§ **What you have to do**: Gather, from the data below, each line in which the word "JSON" occurs.

[Start of Dataset]

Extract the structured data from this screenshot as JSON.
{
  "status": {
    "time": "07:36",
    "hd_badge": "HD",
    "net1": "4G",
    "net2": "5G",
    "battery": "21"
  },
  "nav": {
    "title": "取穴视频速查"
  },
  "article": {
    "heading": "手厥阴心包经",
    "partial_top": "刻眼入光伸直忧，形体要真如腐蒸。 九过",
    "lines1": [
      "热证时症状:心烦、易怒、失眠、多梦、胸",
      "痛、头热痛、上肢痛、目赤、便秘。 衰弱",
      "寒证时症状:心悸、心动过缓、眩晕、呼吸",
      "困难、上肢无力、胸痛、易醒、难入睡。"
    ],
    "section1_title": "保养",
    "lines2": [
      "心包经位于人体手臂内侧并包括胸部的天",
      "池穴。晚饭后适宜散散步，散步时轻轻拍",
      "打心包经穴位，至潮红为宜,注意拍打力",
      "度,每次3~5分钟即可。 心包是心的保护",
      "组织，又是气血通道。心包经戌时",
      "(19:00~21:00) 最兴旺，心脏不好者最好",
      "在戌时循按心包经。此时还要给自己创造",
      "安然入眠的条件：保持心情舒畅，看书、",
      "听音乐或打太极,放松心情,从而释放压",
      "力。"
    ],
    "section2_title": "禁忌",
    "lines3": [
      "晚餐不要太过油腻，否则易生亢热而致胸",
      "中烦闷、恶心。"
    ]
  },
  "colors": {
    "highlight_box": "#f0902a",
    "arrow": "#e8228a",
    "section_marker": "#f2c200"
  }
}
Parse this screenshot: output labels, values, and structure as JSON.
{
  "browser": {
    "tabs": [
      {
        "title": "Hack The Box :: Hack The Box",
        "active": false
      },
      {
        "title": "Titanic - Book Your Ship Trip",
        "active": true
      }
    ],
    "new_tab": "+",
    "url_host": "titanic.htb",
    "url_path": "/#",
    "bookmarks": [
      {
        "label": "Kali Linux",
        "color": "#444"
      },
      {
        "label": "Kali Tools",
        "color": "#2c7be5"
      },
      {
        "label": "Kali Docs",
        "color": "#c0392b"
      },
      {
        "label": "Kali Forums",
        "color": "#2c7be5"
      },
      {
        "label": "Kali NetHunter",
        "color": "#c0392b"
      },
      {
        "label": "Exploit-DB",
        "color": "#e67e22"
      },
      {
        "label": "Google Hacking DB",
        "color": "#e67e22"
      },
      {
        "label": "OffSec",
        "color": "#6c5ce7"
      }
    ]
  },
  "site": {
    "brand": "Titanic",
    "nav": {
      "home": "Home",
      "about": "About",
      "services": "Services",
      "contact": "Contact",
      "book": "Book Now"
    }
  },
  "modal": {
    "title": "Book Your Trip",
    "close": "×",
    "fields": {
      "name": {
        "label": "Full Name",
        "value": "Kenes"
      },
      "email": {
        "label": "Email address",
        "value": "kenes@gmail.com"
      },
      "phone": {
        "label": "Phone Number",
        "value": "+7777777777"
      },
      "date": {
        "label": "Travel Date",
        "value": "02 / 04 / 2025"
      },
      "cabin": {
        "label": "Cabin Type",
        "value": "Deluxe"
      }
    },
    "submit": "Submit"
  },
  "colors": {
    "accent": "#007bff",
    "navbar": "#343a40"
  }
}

[End of Dataset]

§ **Task answer**:
Extract the structured data from this screenshot as JSON.
Parse this screenshot: output labels, values, and structure as JSON.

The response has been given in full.